• EXERCISE OBJECTIVE
Please give the listing again in its entirety, exactly as written.

[Dataset items]
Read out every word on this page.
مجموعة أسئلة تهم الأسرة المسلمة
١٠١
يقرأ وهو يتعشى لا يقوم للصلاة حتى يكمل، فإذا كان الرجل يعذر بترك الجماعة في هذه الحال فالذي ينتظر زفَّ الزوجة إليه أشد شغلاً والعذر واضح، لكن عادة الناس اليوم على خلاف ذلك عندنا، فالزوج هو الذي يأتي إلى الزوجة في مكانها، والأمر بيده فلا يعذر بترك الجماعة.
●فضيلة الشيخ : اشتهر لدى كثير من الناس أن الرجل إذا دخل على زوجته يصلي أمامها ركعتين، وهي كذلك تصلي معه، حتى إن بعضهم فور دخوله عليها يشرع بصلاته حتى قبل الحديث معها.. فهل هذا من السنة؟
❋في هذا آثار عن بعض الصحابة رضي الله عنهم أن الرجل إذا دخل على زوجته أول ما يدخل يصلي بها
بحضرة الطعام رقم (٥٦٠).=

• RESULT OF THE TASK
Read out every word on this page.
مجموعة أسئلة تهم الأسرة المسلمة
١٠١
يقرأ وهو يتعشى لا يقوم للصلاة حتى يكمل، فإذا كان الرجل يعذر بترك الجماعة في هذه الحال فالذي ينتظر زفَّ الزوجة إليه أشد شغلاً والعذر واضح، لكن عادة الناس اليوم على خلاف ذلك عندنا، فالزوج هو الذي يأتي إلى الزوجة في مكانها، والأمر بيده فلا يعذر بترك الجماعة.
●فضيلة الشيخ : اشتهر لدى كثير من الناس أن الرجل إذا دخل على زوجته يصلي أمامها ركعتين، وهي كذلك تصلي معه، حتى إن بعضهم فور دخوله عليها يشرع بصلاته حتى قبل الحديث معها.. فهل هذا من السنة؟
❋في هذا آثار عن بعض الصحابة رضي الله عنهم أن الرجل إذا دخل على زوجته أول ما يدخل يصلي بها
بحضرة الطعام رقم (٥٦٠).=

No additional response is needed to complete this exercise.